To be done:
How many lines in the entries below contain "apartados"? Answer with the number only.

Dataset:
------------------------

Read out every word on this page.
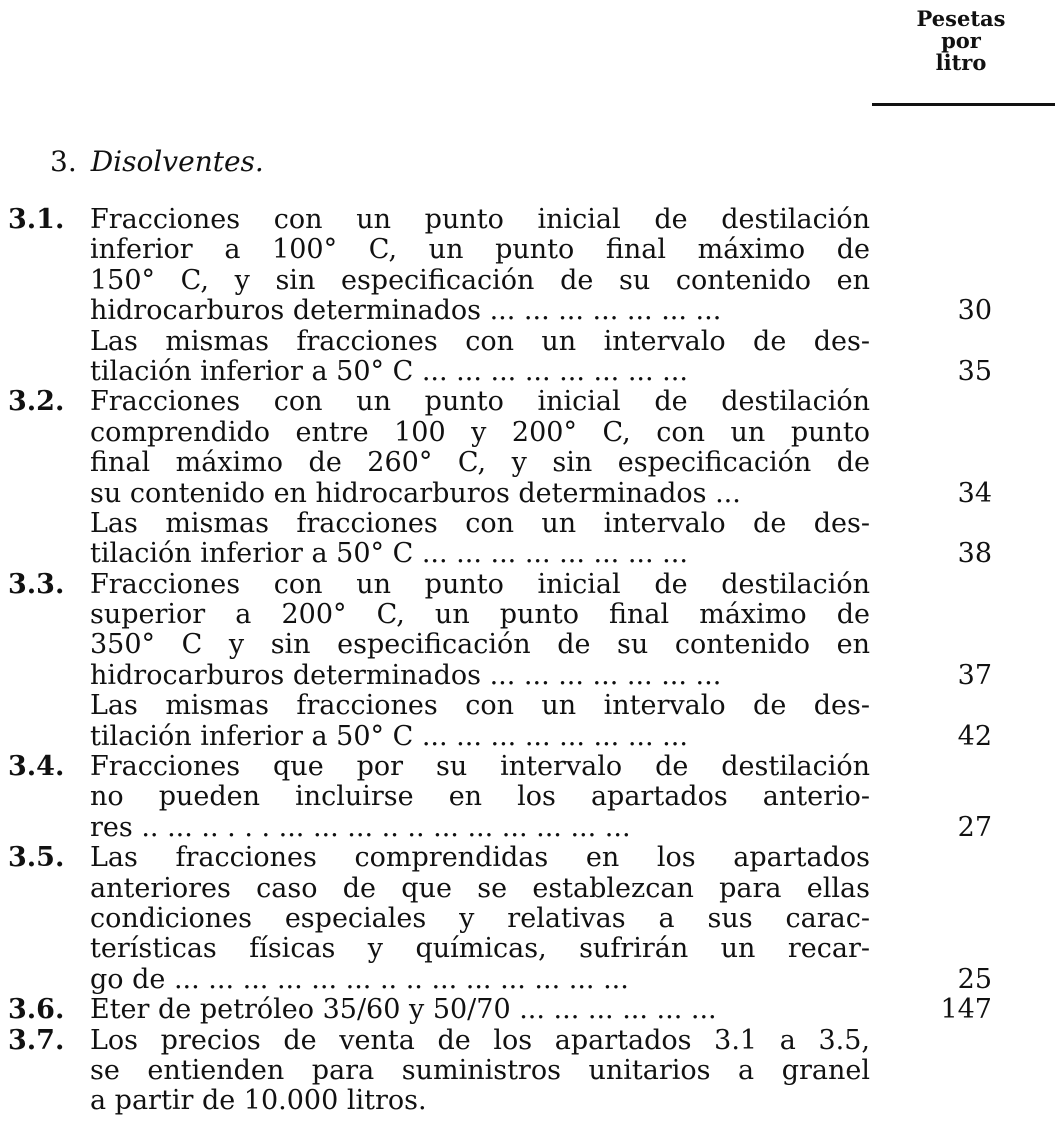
Pesetas
por
litro
3. Disolventes.
3.1. Fracciones con un punto inicial de destilación
inferior a 100° C, un punto final máximo de
150° C, y sin especificación de su contenido en
hidrocarburos determinados ... ... ... ... ... ... ...	30
Las mismas fracciones con un intervalo de des-
tilación inferior a 50° C ... ... ... ... ... ... ... ...	35
3.2. Fracciones con un punto inicial de destilación
comprendido entre 100 y 200° C, con un punto
final máximo de 260° C, y sin especificación de
su contenido en hidrocarburos determinados ...	34
Las mismas fracciones con un intervalo de des-
tilación inferior a 50° C ... ... ... ... ... ... ... ...	38
3.3. Fracciones con un punto inicial de destilación
superior a 200° C, un punto final máximo de
350° C y sin especificación de su contenido en
hidrocarburos determinados ... ... ... ... ... ... ...	37
Las mismas fracciones con un intervalo de des-
tilación inferior a 50° C ... ... ... ... ... ... ... ...	42
3.4. Fracciones que por su intervalo de destilación
no pueden incluirse en los apartados anterio-
res .. ... .. . . . ... ... ... .. .. ... ... ... ... ... ...	27
3.5. Las fracciones comprendidas en los apartados
anteriores caso de que se establezcan para ellas
condiciones especiales y relativas a sus carac-
terísticas físicas y químicas, sufrirán un recar-
go de ... ... ... ... ... ... .. .. ... ... ... ... ... ...	25
3.6. Eter de petróleo 35/60 y 50/70 ... ... ... ... ... ...	147
3.7. Los precios de venta de los apartados 3.1 a 3.5,
se entienden para suministros unitarios a granel
a partir de 10.000 litros.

------------------------

Result:
3